### Short problem
Extract every line of the listing below and reproduce each one verbatim, in the same order.

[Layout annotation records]
■ ■ ■ ■ ■ ■ ■

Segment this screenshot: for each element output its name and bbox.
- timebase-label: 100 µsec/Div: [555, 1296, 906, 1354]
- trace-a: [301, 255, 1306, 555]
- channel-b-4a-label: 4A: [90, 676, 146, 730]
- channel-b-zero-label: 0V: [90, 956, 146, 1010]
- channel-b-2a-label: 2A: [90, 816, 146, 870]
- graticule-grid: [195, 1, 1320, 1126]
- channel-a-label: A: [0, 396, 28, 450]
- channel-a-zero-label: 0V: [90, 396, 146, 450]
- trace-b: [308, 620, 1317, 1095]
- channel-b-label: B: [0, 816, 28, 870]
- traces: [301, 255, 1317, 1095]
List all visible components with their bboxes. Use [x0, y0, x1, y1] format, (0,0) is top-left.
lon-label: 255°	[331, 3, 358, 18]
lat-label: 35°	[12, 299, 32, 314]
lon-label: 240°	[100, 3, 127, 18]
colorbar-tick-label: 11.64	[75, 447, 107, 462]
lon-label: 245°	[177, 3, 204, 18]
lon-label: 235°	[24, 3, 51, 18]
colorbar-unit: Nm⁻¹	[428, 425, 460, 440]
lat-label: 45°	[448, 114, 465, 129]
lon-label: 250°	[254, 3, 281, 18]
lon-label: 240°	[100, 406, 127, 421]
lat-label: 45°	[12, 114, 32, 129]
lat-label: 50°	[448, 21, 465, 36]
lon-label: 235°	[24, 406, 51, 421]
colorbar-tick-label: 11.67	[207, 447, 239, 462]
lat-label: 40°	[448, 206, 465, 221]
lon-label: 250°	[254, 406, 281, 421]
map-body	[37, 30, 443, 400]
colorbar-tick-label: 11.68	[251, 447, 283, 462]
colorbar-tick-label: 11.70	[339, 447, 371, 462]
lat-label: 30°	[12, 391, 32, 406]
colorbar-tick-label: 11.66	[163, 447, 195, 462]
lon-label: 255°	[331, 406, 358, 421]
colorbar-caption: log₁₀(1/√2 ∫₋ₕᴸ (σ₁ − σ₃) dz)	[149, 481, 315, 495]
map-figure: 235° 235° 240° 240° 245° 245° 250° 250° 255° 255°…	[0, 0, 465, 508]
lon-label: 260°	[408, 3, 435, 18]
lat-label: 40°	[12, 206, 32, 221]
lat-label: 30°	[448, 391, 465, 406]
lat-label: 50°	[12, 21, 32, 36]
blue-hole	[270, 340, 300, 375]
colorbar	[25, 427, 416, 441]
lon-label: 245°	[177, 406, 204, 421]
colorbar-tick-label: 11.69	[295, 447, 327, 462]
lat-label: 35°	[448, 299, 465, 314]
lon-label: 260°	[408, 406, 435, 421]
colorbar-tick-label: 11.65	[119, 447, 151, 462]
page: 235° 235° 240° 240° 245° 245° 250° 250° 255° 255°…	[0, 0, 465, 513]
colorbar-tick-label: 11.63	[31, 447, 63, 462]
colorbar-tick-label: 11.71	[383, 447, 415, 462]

■ ■ ■ ■ ■ ■ ■

### Task output
Segment this screenshot: for each element output its name and bbox.
- timebase-label: 100 µsec/Div: [555, 1296, 906, 1354]
- trace-a: [301, 255, 1306, 555]
- channel-b-4a-label: 4A: [90, 676, 146, 730]
- channel-b-zero-label: 0V: [90, 956, 146, 1010]
- channel-b-2a-label: 2A: [90, 816, 146, 870]
- graticule-grid: [195, 1, 1320, 1126]
- channel-a-label: A: [0, 396, 28, 450]
- channel-a-zero-label: 0V: [90, 396, 146, 450]
- trace-b: [308, 620, 1317, 1095]
- channel-b-label: B: [0, 816, 28, 870]
- traces: [301, 255, 1317, 1095]
List all visible components with their bboxes. Use [x0, y0, x1, y1] format, (0,0) is top-left.
lon-label: 255°	[331, 3, 358, 18]
lat-label: 35°	[12, 299, 32, 314]
lon-label: 240°	[100, 3, 127, 18]
colorbar-tick-label: 11.64	[75, 447, 107, 462]
lon-label: 245°	[177, 3, 204, 18]
lon-label: 235°	[24, 3, 51, 18]
colorbar-unit: Nm⁻¹	[428, 425, 460, 440]
lat-label: 45°	[448, 114, 465, 129]
lon-label: 250°	[254, 3, 281, 18]
lon-label: 240°	[100, 406, 127, 421]
lat-label: 45°	[12, 114, 32, 129]
lat-label: 50°	[448, 21, 465, 36]
lon-label: 235°	[24, 406, 51, 421]
colorbar-tick-label: 11.67	[207, 447, 239, 462]
lat-label: 40°	[448, 206, 465, 221]
lon-label: 250°	[254, 406, 281, 421]
map-body	[37, 30, 443, 400]
colorbar-tick-label: 11.68	[251, 447, 283, 462]
colorbar-tick-label: 11.70	[339, 447, 371, 462]
lat-label: 30°	[12, 391, 32, 406]
colorbar-tick-label: 11.66	[163, 447, 195, 462]
lon-label: 255°	[331, 406, 358, 421]
colorbar-caption: log₁₀(1/√2 ∫₋ₕᴸ (σ₁ − σ₃) dz)	[149, 481, 315, 495]
map-figure: 235° 235° 240° 240° 245° 245° 250° 250° 255° 255°…	[0, 0, 465, 508]
lon-label: 260°	[408, 3, 435, 18]
lat-label: 40°	[12, 206, 32, 221]
lat-label: 30°	[448, 391, 465, 406]
lat-label: 50°	[12, 21, 32, 36]
blue-hole	[270, 340, 300, 375]
colorbar	[25, 427, 416, 441]
lon-label: 245°	[177, 406, 204, 421]
colorbar-tick-label: 11.69	[295, 447, 327, 462]
lat-label: 35°	[448, 299, 465, 314]
lon-label: 260°	[408, 406, 435, 421]
colorbar-tick-label: 11.65	[119, 447, 151, 462]
page: 235° 235° 240° 240° 245° 245° 250° 250° 255° 255°…	[0, 0, 465, 513]
colorbar-tick-label: 11.63	[31, 447, 63, 462]
colorbar-tick-label: 11.71	[383, 447, 415, 462]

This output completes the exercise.